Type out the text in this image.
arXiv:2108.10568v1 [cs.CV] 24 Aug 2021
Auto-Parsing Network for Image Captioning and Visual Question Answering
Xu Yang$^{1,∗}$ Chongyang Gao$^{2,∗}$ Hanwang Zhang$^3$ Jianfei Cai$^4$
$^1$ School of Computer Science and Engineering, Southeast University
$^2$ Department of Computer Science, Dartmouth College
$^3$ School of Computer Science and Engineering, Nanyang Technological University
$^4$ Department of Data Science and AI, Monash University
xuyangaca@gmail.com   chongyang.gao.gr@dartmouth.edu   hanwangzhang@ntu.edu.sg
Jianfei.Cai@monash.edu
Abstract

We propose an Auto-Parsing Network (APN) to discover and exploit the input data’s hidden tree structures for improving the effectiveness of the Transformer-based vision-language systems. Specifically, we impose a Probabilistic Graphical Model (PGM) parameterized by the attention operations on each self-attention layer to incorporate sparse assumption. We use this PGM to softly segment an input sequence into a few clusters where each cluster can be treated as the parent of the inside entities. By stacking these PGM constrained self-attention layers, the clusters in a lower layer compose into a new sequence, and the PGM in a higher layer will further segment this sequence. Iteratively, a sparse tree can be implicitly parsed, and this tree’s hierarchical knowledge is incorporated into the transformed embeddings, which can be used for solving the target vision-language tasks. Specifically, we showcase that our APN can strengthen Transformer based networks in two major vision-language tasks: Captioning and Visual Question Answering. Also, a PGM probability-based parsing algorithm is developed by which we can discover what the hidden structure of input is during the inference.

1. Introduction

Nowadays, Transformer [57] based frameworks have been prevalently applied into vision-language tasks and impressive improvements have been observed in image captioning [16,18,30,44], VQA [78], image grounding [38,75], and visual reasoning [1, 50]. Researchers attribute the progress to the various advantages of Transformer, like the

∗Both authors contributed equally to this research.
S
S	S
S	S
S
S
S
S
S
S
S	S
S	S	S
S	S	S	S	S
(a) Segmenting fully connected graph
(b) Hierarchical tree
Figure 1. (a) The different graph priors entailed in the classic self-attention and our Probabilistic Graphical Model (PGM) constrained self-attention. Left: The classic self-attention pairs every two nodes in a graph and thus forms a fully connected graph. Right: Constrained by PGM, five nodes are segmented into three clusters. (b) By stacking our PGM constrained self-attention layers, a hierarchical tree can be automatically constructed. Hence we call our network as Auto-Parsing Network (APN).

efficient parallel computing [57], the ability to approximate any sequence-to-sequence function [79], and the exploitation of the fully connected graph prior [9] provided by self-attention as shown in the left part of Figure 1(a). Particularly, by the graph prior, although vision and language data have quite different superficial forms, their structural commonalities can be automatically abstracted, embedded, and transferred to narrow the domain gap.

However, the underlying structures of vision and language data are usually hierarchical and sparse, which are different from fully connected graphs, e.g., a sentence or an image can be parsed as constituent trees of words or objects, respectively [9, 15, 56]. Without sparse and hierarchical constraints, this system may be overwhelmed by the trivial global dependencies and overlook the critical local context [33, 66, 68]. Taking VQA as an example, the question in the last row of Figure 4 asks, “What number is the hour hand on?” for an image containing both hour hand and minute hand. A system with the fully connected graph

......

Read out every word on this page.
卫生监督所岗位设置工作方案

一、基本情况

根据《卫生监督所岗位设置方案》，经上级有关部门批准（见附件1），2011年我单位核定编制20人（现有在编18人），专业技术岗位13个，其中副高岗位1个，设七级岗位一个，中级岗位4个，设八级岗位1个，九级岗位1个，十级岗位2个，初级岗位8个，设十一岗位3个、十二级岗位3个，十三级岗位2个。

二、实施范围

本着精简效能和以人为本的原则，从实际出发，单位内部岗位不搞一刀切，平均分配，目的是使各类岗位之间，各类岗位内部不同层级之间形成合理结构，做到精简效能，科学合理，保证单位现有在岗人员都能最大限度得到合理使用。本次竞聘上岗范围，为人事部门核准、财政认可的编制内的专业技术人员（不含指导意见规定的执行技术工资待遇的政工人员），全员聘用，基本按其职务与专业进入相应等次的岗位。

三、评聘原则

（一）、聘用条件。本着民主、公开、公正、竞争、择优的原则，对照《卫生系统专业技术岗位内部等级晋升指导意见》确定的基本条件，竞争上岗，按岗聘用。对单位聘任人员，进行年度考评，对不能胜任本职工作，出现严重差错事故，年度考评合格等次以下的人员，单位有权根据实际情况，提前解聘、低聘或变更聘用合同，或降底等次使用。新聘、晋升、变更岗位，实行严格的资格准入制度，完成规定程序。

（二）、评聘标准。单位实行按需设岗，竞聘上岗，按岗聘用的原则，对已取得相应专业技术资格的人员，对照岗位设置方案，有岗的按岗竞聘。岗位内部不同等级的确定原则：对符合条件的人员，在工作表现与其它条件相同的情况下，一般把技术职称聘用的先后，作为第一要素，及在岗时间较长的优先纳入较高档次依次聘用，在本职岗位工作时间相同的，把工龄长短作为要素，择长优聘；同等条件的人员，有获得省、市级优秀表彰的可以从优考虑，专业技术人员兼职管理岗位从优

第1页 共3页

......

- [WHAT TO PRODUCE] Provide the count, and nothing else, of lines in the data above where the word "Computer" occurs.

- [FINISHED ANSWER] 3